What is needed —
Where does the string "莱阳市市场监管局" appear in the records? Copy every line that contains it.

Extracted records —
----
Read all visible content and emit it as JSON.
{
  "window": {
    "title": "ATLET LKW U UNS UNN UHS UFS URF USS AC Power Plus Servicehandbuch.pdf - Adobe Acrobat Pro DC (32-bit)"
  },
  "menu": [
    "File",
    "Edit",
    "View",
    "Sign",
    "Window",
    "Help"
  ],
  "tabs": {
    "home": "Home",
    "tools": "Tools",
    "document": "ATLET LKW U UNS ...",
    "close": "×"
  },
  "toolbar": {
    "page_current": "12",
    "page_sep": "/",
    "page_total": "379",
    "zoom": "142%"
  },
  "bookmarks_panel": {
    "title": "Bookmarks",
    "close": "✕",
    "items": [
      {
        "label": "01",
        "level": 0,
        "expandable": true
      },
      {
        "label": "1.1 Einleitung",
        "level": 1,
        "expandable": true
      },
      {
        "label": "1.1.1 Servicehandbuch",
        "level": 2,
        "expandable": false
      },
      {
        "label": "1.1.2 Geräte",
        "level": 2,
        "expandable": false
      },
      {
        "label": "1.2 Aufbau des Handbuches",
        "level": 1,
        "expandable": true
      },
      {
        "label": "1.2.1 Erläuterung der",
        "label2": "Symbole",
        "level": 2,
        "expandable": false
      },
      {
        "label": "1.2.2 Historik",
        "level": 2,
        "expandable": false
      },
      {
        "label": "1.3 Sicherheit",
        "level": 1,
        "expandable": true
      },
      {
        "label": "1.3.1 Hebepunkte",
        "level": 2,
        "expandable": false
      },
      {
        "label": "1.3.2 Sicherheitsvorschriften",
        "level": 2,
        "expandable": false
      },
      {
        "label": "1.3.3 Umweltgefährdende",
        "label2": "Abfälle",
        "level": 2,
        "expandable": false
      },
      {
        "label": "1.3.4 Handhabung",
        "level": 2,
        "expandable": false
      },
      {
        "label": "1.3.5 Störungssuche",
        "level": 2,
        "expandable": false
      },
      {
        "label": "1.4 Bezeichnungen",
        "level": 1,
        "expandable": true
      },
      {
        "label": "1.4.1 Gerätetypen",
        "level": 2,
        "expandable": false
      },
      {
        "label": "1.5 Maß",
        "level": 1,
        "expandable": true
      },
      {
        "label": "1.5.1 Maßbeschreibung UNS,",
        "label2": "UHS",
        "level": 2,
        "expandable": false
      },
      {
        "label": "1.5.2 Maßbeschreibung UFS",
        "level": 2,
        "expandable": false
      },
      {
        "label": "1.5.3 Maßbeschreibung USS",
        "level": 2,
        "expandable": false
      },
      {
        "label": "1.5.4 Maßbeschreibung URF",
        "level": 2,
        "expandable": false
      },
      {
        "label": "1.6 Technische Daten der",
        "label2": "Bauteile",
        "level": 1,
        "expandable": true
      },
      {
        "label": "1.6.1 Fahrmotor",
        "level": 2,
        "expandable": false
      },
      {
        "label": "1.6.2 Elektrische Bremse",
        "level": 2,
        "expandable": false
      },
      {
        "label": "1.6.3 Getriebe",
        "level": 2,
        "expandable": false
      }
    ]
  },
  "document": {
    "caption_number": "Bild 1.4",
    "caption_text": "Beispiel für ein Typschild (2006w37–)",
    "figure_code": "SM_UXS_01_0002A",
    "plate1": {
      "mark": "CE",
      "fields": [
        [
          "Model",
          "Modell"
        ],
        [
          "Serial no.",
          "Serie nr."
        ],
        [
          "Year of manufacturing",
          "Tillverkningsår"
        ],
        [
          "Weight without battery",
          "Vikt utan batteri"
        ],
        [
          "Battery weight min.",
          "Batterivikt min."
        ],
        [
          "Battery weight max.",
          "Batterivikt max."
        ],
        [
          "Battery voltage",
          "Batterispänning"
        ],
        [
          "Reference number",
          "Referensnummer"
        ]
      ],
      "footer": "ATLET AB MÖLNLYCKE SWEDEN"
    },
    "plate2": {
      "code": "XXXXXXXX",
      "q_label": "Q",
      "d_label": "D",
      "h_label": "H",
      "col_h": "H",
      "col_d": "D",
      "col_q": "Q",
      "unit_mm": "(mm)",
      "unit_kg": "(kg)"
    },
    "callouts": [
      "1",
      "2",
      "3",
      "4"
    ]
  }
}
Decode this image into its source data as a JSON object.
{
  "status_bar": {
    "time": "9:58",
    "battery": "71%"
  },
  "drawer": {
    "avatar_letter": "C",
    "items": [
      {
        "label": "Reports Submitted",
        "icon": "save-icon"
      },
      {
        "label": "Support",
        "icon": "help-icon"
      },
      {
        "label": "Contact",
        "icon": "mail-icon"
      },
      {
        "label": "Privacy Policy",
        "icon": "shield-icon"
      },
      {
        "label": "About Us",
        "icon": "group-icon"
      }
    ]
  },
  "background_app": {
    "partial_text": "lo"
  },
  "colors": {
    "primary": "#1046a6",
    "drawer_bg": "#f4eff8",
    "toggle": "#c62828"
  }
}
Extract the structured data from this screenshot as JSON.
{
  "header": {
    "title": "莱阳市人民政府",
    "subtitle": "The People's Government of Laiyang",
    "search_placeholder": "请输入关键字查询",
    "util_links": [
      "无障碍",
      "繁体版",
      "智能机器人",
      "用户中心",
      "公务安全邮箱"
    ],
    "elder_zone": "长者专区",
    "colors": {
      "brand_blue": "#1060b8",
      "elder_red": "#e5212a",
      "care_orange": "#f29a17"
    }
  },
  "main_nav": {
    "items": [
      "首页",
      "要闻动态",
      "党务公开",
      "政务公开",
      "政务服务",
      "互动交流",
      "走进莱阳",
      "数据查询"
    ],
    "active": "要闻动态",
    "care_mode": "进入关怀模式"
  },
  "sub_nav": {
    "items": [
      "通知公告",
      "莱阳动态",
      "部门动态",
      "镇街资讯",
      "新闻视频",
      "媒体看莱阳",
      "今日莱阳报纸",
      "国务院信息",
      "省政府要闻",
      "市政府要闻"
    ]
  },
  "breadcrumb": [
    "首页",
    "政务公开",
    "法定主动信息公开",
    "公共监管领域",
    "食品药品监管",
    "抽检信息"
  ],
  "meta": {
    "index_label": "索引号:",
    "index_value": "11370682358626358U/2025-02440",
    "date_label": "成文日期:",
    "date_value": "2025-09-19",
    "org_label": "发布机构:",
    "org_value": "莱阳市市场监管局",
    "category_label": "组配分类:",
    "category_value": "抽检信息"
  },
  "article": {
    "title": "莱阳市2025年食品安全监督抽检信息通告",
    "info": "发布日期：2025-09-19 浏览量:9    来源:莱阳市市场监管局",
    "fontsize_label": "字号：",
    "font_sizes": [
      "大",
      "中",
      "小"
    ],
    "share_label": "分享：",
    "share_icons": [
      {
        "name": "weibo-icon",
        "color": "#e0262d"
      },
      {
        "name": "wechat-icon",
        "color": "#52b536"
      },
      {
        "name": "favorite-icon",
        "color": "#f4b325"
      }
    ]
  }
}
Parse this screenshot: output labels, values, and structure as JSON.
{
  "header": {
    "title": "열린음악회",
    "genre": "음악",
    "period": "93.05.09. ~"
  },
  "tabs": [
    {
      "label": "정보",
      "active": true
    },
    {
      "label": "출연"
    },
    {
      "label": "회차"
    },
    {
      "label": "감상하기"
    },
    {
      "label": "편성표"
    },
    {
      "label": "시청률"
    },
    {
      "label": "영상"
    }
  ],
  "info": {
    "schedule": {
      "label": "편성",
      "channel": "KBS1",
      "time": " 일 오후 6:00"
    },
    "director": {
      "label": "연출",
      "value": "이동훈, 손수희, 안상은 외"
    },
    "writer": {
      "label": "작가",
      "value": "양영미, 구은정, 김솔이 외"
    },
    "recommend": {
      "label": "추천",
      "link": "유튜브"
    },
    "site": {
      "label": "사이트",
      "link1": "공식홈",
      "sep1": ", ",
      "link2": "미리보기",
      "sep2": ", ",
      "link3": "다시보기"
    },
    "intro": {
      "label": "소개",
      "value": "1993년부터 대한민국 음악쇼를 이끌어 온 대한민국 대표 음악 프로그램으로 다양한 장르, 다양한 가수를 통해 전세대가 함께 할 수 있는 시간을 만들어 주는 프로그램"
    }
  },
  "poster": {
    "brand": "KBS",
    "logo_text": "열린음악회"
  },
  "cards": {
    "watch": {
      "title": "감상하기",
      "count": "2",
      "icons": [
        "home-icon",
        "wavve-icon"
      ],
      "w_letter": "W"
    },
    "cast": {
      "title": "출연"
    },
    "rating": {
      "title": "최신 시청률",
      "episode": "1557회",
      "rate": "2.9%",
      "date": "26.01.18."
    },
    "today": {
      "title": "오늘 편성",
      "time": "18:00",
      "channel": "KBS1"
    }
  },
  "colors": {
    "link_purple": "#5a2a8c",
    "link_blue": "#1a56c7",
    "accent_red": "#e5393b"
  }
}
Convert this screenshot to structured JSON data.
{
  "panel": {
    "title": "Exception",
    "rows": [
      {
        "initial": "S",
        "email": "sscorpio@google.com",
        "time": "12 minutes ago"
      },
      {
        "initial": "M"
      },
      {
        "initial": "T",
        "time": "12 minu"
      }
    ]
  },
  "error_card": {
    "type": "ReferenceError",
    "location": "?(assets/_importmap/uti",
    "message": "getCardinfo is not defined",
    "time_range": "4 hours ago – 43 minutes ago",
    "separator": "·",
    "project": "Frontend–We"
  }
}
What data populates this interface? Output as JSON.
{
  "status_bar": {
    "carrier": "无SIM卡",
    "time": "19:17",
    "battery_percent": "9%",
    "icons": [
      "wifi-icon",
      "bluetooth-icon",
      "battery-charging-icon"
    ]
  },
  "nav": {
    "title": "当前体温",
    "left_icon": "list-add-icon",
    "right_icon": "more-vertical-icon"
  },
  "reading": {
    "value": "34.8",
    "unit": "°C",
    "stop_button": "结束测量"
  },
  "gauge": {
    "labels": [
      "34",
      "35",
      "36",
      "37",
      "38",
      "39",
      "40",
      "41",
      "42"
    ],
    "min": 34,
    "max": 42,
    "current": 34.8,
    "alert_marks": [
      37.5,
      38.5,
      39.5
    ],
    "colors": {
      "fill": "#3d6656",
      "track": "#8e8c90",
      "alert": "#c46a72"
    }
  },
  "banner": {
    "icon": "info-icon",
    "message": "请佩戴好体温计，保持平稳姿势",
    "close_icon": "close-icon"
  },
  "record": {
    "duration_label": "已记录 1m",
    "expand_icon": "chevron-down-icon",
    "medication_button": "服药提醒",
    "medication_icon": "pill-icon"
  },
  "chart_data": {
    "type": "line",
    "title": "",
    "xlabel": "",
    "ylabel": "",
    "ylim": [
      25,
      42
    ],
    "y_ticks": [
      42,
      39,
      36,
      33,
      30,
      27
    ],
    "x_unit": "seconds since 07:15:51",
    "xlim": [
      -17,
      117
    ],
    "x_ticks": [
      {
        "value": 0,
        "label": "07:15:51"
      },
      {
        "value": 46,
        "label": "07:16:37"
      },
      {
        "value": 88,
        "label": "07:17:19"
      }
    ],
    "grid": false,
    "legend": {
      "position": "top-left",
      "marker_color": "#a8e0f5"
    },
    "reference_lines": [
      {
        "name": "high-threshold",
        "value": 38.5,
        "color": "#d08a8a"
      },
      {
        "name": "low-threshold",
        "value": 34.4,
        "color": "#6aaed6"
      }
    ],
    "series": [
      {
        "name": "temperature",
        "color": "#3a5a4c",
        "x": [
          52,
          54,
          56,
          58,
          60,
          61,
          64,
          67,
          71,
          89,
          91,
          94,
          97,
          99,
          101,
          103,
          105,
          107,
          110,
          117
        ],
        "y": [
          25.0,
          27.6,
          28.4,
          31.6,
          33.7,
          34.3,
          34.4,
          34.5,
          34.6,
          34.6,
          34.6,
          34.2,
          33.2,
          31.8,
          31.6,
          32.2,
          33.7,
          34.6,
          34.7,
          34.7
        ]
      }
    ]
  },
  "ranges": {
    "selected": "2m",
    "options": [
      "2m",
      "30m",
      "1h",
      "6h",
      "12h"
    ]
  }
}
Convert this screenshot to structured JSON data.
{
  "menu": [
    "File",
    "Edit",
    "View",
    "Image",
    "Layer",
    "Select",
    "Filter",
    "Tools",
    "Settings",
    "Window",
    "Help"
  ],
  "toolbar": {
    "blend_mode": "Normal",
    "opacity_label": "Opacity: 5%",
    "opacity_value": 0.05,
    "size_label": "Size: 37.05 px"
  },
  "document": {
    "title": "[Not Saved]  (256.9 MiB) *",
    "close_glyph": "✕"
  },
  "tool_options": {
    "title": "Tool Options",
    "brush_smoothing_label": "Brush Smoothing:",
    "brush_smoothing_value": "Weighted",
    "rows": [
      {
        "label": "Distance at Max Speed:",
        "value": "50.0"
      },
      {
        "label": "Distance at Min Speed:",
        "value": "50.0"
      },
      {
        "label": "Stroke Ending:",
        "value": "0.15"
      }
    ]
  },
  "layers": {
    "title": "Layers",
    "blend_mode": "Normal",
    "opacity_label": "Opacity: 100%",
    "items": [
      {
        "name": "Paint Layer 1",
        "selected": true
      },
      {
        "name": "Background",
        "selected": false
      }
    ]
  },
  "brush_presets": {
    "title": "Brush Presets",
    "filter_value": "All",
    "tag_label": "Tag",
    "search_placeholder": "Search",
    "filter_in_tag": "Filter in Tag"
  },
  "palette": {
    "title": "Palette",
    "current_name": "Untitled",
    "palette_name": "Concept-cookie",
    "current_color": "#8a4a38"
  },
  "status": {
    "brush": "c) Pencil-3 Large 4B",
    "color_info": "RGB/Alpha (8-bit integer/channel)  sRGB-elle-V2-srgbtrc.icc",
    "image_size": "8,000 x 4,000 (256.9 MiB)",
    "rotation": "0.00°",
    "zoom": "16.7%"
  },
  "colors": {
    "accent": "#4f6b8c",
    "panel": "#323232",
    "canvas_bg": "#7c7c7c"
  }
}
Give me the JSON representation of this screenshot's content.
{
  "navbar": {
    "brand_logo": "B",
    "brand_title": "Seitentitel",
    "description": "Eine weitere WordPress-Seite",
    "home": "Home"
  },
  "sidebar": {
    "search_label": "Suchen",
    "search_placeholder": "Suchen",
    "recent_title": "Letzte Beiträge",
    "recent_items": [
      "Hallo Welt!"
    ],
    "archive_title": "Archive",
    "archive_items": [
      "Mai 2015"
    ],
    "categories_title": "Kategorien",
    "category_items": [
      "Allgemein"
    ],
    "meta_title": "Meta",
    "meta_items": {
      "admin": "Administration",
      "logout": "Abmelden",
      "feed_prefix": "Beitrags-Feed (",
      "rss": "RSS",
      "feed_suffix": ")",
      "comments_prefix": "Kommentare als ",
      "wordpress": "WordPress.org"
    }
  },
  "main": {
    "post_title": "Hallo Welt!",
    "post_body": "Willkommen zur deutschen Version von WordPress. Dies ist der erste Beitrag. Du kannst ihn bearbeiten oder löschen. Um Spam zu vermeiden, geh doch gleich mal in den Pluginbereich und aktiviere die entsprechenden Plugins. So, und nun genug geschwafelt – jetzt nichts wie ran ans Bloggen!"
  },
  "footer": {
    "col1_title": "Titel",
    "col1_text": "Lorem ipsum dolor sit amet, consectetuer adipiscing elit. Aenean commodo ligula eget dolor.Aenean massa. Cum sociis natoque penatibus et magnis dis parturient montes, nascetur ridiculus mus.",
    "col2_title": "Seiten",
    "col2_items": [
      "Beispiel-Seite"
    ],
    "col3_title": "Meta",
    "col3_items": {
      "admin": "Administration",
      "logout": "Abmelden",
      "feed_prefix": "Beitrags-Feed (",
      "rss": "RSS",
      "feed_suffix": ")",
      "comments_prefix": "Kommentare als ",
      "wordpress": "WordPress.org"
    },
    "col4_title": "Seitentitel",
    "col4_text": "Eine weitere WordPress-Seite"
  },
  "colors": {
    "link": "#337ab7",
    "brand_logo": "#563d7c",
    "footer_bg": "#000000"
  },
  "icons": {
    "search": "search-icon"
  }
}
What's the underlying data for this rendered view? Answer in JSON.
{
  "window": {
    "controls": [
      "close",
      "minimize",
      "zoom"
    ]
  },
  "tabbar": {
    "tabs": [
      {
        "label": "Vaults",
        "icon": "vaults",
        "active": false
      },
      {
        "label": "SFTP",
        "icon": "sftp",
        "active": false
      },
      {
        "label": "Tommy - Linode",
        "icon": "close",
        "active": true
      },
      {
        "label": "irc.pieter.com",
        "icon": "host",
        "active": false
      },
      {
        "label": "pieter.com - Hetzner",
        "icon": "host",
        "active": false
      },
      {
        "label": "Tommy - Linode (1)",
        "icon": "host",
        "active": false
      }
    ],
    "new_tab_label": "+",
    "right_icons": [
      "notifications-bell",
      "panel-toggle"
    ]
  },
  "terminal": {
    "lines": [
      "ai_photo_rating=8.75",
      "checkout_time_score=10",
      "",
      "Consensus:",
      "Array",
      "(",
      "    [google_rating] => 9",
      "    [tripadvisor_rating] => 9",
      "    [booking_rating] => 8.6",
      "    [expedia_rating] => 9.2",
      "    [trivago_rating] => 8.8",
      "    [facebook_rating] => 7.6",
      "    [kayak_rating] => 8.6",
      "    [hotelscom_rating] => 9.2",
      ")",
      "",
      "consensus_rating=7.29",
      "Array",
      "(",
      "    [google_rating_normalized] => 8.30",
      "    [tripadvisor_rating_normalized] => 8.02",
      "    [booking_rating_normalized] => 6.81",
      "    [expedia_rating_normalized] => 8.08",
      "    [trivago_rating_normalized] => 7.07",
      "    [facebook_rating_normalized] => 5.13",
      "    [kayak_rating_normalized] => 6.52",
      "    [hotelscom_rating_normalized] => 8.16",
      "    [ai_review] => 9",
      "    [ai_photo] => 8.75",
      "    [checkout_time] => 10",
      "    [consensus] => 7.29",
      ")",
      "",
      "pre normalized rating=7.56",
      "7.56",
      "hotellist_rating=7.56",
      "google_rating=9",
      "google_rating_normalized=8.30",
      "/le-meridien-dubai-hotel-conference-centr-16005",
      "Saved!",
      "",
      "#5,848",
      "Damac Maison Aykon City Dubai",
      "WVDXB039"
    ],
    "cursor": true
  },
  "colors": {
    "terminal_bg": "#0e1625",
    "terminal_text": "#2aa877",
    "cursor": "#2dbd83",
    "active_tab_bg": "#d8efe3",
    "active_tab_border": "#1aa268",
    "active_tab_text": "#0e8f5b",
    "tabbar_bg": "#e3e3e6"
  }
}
----
Correct result —
    "org_value": "莱阳市市场监管局",
    "info": "发布日期：2025-09-19 浏览量:9    来源:莱阳市市场监管局",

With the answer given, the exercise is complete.